Exercise aim >> Leave the pictures out and write out the rest of the listing word for word.

Material for this exercise >>
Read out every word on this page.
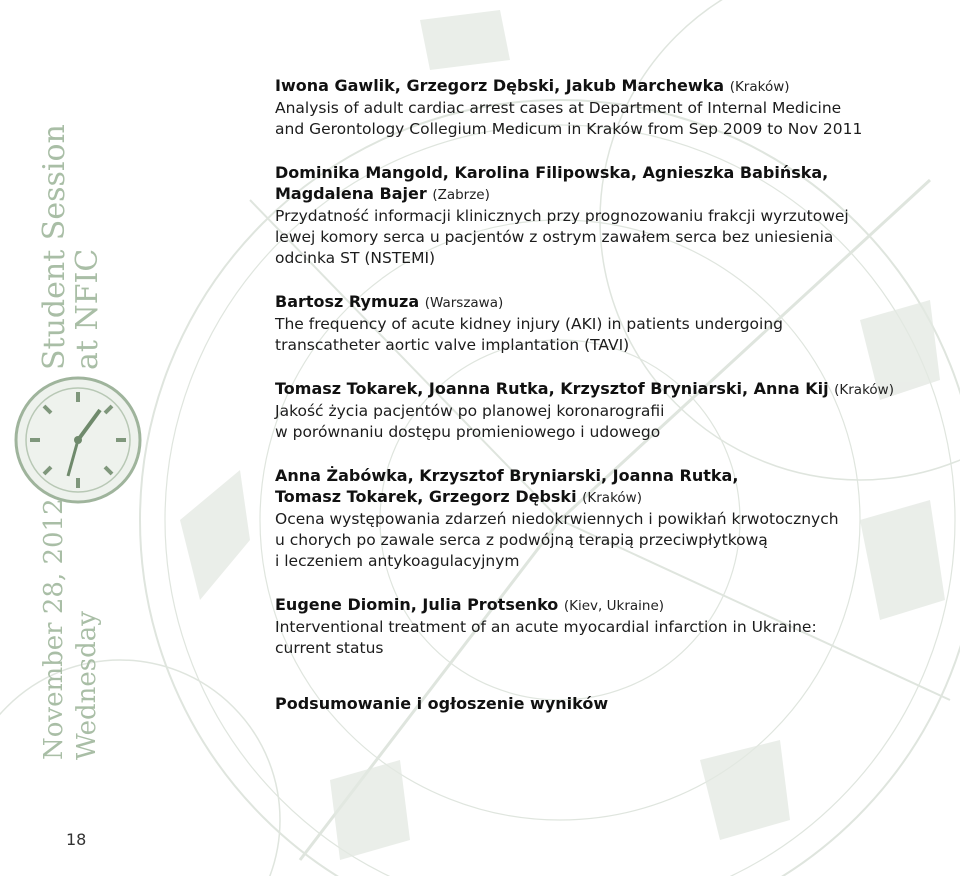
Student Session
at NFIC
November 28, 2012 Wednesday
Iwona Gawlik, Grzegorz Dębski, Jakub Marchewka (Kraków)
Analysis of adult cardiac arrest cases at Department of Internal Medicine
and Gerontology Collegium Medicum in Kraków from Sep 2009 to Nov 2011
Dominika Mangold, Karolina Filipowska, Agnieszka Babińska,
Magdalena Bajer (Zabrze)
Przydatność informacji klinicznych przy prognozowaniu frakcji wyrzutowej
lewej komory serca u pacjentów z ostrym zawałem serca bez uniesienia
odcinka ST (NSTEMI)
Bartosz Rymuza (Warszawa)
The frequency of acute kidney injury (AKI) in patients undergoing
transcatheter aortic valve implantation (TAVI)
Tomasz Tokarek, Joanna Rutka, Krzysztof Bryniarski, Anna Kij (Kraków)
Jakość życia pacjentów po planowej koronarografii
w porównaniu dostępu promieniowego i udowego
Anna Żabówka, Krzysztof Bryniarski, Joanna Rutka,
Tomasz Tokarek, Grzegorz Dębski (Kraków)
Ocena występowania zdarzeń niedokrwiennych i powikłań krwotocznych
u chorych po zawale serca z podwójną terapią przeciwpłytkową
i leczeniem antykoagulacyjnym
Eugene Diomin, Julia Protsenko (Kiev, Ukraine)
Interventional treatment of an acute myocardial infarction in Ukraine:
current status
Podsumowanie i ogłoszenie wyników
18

Written response >>
Read out every word on this page.
Student Session
at NFIC
November 28, 2012 Wednesday
Iwona Gawlik, Grzegorz Dębski, Jakub Marchewka (Kraków)
Analysis of adult cardiac arrest cases at Department of Internal Medicine
and Gerontology Collegium Medicum in Kraków from Sep 2009 to Nov 2011
Dominika Mangold, Karolina Filipowska, Agnieszka Babińska,
Magdalena Bajer (Zabrze)
Przydatność informacji klinicznych przy prognozowaniu frakcji wyrzutowej
lewej komory serca u pacjentów z ostrym zawałem serca bez uniesienia
odcinka ST (NSTEMI)
Bartosz Rymuza (Warszawa)
The frequency of acute kidney injury (AKI) in patients undergoing
transcatheter aortic valve implantation (TAVI)
Tomasz Tokarek, Joanna Rutka, Krzysztof Bryniarski, Anna Kij (Kraków)
Jakość życia pacjentów po planowej koronarografii
w porównaniu dostępu promieniowego i udowego
Anna Żabówka, Krzysztof Bryniarski, Joanna Rutka,
Tomasz Tokarek, Grzegorz Dębski (Kraków)
Ocena występowania zdarzeń niedokrwiennych i powikłań krwotocznych
u chorych po zawale serca z podwójną terapią przeciwpłytkową
i leczeniem antykoagulacyjnym
Eugene Diomin, Julia Protsenko (Kiev, Ukraine)
Interventional treatment of an acute myocardial infarction in Ukraine:
current status
Podsumowanie i ogłoszenie wyników
18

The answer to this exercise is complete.